■ **MATERIAL FOR THIS EXERCISE**
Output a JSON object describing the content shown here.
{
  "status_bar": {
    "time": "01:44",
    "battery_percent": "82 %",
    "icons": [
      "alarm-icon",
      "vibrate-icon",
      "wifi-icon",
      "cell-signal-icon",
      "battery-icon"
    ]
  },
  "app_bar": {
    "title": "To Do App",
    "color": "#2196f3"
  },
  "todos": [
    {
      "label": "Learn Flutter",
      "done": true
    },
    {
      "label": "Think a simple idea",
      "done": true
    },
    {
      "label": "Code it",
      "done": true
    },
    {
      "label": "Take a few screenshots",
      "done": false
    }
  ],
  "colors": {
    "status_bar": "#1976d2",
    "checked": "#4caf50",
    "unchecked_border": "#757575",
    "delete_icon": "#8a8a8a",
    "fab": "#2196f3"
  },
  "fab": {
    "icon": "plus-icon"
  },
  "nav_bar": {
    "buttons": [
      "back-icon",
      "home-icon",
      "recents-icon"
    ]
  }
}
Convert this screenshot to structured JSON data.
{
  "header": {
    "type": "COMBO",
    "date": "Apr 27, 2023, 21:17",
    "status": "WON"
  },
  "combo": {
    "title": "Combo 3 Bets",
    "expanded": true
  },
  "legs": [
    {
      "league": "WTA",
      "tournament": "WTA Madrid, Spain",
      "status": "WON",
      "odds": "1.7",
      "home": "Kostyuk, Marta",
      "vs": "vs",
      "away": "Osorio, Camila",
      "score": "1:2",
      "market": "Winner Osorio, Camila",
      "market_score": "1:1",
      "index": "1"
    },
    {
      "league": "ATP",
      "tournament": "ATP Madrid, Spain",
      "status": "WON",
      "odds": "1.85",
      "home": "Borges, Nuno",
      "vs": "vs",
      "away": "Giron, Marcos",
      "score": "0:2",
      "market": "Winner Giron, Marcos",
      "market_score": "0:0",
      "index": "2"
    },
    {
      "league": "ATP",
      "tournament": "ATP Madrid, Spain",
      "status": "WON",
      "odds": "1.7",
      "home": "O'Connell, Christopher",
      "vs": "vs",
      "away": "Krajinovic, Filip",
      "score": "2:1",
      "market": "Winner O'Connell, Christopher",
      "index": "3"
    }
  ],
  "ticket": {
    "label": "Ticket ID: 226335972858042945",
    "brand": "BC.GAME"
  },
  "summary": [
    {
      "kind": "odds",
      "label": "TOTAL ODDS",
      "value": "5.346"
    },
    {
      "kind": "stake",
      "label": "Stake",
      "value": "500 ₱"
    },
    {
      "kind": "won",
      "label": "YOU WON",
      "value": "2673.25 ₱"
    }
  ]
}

...

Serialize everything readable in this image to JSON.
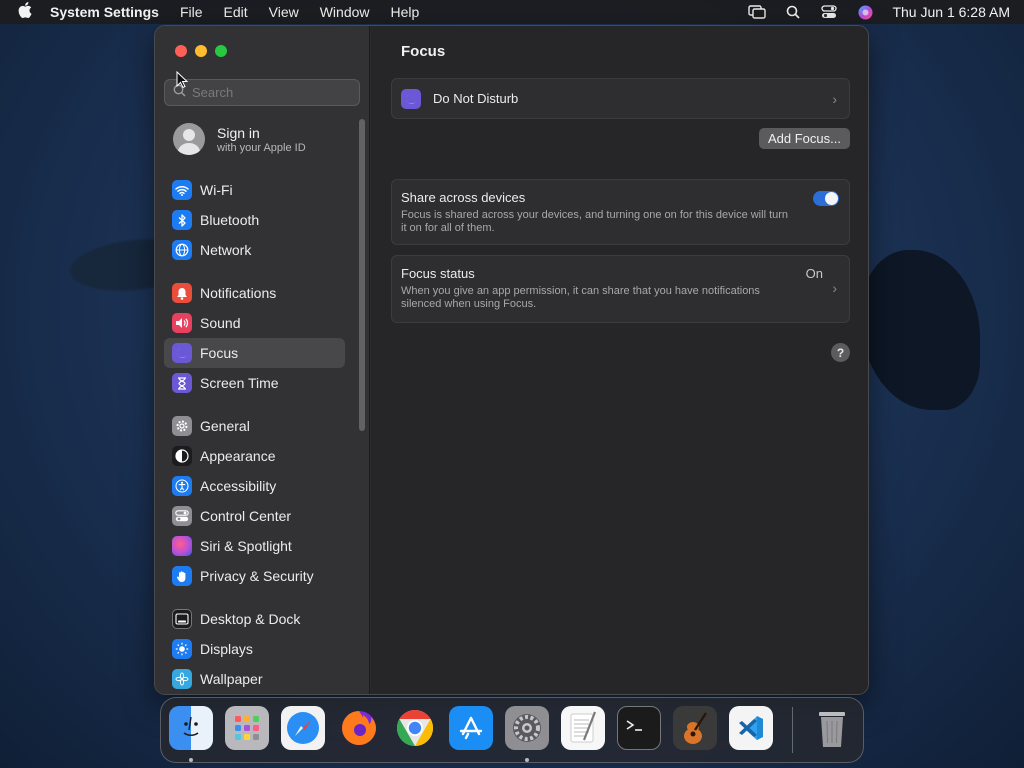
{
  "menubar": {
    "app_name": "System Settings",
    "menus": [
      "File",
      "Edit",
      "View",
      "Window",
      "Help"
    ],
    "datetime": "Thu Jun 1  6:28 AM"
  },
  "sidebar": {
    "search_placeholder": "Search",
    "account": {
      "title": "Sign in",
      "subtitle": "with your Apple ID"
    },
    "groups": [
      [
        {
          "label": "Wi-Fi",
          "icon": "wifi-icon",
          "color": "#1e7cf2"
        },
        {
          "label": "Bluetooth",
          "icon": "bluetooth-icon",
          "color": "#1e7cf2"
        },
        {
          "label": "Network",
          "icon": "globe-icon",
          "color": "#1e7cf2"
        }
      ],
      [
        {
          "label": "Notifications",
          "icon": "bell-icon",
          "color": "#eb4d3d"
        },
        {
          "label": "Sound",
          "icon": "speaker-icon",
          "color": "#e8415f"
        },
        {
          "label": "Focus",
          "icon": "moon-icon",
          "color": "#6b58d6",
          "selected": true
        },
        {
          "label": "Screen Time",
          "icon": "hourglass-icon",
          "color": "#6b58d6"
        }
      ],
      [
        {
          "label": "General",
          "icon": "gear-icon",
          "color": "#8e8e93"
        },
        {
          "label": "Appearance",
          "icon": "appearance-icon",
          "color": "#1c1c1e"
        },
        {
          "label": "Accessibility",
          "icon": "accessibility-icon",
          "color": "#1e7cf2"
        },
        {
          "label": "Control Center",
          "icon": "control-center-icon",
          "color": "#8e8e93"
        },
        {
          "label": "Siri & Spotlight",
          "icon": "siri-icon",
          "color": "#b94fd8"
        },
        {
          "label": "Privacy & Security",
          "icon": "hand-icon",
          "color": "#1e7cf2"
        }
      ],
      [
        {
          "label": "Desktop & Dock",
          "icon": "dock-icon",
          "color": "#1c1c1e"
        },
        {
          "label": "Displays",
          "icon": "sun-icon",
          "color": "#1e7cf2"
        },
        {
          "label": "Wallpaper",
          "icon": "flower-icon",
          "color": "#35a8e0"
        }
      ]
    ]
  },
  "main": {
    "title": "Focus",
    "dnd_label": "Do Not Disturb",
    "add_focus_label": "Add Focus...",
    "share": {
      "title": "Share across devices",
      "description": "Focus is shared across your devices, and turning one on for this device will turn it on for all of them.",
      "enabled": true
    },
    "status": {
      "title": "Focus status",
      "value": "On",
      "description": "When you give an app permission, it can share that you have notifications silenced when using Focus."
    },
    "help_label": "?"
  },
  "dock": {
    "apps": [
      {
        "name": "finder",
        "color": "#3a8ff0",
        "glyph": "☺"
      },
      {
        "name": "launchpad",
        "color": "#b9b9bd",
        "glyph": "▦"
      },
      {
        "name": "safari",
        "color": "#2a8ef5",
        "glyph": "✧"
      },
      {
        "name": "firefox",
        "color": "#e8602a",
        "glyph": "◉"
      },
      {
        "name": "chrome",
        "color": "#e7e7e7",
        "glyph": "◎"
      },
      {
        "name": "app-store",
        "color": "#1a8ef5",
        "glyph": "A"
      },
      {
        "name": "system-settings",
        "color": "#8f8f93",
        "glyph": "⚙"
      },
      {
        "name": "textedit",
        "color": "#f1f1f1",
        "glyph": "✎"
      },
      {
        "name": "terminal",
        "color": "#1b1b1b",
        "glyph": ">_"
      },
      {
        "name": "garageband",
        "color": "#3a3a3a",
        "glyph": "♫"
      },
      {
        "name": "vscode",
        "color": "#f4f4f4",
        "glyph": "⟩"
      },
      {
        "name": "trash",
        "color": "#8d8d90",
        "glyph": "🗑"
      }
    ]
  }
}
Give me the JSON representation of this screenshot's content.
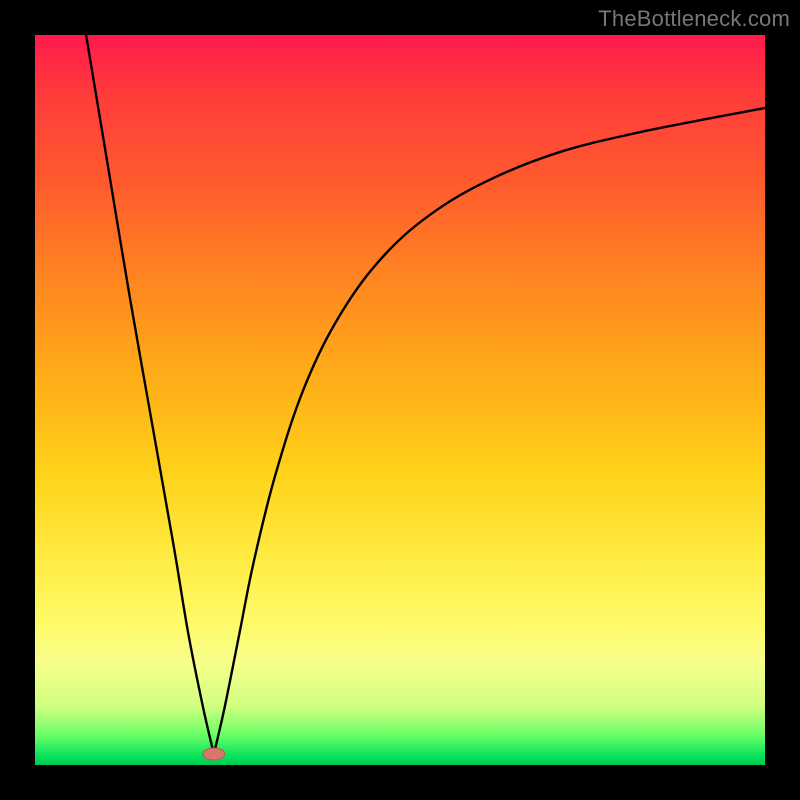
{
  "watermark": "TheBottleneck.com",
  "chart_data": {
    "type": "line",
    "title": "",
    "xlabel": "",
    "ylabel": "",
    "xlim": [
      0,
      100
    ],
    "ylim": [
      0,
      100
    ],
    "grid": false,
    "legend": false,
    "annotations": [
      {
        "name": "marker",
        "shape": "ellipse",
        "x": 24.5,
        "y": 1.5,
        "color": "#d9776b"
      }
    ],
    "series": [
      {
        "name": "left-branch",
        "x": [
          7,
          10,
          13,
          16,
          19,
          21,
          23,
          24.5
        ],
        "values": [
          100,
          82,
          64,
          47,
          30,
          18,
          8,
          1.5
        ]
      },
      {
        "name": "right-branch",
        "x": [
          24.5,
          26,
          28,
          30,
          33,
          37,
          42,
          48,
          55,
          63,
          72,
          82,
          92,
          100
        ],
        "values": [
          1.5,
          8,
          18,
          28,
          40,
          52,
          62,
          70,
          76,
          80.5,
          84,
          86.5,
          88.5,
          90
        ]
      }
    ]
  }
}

■ **GIVEN TASK**
Filter the listing above by the word "JSON"; copy each line that passes.

■ **RESPONSE FOR THIS EXERCISE**
Output a JSON object describing the content shown here.
Convert this screenshot to structured JSON data.
Serialize everything readable in this image to JSON.
Give me the JSON representation of this screenshot's content.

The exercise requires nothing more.